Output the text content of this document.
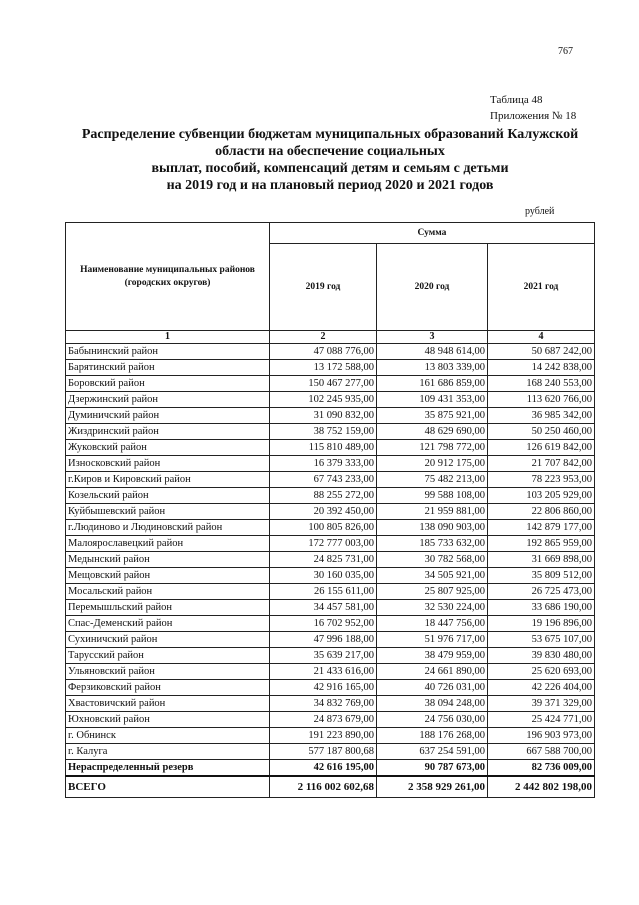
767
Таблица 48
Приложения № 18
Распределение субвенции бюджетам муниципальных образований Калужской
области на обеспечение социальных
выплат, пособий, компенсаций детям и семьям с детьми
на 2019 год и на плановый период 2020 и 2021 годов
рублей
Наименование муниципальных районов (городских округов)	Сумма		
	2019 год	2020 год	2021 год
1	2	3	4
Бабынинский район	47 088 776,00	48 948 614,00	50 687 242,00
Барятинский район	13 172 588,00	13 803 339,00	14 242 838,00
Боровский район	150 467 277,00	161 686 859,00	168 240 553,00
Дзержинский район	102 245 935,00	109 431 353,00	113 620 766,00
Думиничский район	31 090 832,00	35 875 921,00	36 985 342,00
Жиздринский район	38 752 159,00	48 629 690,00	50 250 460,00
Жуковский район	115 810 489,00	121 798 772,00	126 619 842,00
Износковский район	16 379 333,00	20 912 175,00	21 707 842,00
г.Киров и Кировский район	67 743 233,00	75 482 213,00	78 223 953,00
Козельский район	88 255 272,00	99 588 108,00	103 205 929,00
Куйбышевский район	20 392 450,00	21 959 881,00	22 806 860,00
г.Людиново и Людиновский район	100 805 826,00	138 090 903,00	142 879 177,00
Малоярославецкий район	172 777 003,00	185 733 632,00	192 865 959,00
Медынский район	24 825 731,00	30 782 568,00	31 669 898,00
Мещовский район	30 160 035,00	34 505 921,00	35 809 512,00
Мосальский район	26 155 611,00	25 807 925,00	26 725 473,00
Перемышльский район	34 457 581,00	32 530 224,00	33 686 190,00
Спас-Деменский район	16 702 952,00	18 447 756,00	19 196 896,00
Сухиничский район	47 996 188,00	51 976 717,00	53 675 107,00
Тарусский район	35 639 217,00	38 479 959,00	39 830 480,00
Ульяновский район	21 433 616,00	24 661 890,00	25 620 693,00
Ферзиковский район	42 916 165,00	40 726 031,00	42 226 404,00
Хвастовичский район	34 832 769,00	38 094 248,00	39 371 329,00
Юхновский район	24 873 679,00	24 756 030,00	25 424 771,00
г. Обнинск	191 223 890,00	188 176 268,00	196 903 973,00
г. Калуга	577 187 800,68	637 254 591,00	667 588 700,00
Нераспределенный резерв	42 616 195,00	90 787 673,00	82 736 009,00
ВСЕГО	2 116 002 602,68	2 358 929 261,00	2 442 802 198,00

□ □ □ □

= Requirement =
Quote the listing above in full, except for the pictures.

= Task result =
Output the text content of this document.
767
Таблица 48
Приложения № 18
Распределение субвенции бюджетам муниципальных образований Калужской
области на обеспечение социальных
выплат, пособий, компенсаций детям и семьям с детьми
на 2019 год и на плановый период 2020 и 2021 годов
рублей
Наименование муниципальных районов (городских округов)	Сумма		
	2019 год	2020 год	2021 год
1	2	3	4
Бабынинский район	47 088 776,00	48 948 614,00	50 687 242,00
Барятинский район	13 172 588,00	13 803 339,00	14 242 838,00
Боровский район	150 467 277,00	161 686 859,00	168 240 553,00
Дзержинский район	102 245 935,00	109 431 353,00	113 620 766,00
Думиничский район	31 090 832,00	35 875 921,00	36 985 342,00
Жиздринский район	38 752 159,00	48 629 690,00	50 250 460,00
Жуковский район	115 810 489,00	121 798 772,00	126 619 842,00
Износковский район	16 379 333,00	20 912 175,00	21 707 842,00
г.Киров и Кировский район	67 743 233,00	75 482 213,00	78 223 953,00
Козельский район	88 255 272,00	99 588 108,00	103 205 929,00
Куйбышевский район	20 392 450,00	21 959 881,00	22 806 860,00
г.Людиново и Людиновский район	100 805 826,00	138 090 903,00	142 879 177,00
Малоярославецкий район	172 777 003,00	185 733 632,00	192 865 959,00
Медынский район	24 825 731,00	30 782 568,00	31 669 898,00
Мещовский район	30 160 035,00	34 505 921,00	35 809 512,00
Мосальский район	26 155 611,00	25 807 925,00	26 725 473,00
Перемышльский район	34 457 581,00	32 530 224,00	33 686 190,00
Спас-Деменский район	16 702 952,00	18 447 756,00	19 196 896,00
Сухиничский район	47 996 188,00	51 976 717,00	53 675 107,00
Тарусский район	35 639 217,00	38 479 959,00	39 830 480,00
Ульяновский район	21 433 616,00	24 661 890,00	25 620 693,00
Ферзиковский район	42 916 165,00	40 726 031,00	42 226 404,00
Хвастовичский район	34 832 769,00	38 094 248,00	39 371 329,00
Юхновский район	24 873 679,00	24 756 030,00	25 424 771,00
г. Обнинск	191 223 890,00	188 176 268,00	196 903 973,00
г. Калуга	577 187 800,68	637 254 591,00	667 588 700,00
Нераспределенный резерв	42 616 195,00	90 787 673,00	82 736 009,00
ВСЕГО	2 116 002 602,68	2 358 929 261,00	2 442 802 198,00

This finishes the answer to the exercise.